* _Extracted information_
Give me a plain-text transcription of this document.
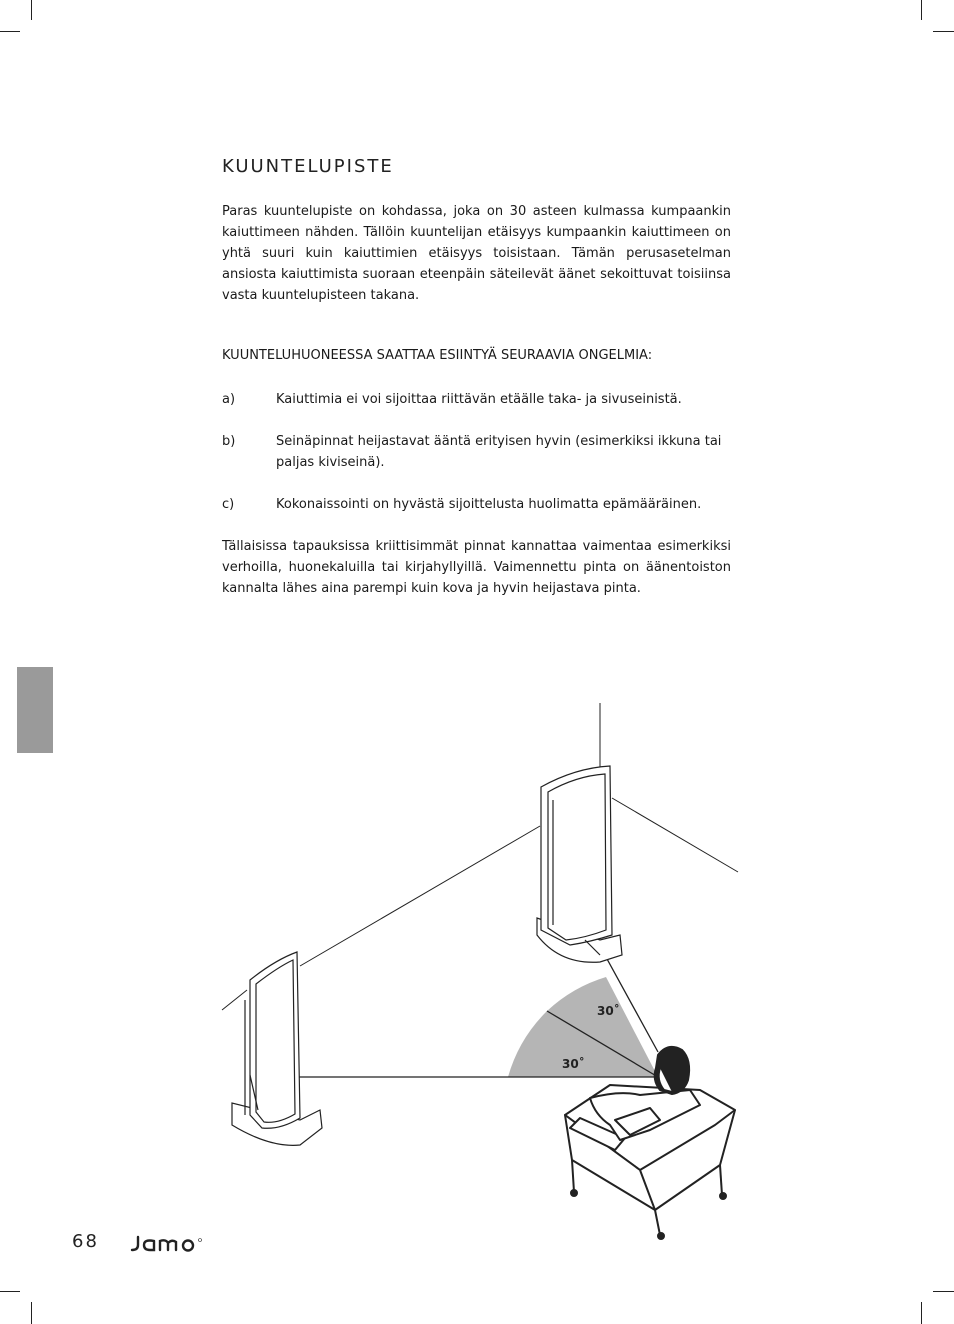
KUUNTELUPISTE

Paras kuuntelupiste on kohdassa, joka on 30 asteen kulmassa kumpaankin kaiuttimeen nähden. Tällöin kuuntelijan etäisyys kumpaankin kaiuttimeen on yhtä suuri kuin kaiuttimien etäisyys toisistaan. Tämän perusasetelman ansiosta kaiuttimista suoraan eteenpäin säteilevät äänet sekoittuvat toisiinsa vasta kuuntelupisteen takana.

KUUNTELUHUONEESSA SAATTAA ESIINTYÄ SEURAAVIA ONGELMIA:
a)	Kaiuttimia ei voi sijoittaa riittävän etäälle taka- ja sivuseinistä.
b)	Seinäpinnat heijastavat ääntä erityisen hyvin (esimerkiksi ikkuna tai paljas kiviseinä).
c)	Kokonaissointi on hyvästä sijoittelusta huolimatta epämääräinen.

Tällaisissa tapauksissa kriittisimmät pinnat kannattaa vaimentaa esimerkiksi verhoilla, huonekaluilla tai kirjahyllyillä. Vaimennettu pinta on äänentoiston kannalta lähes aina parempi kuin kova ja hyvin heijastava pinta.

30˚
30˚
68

* _What you are asked to do_
Work out how many lines above contain the word "hyvin". Give only the number.

* _Solved exercise_
2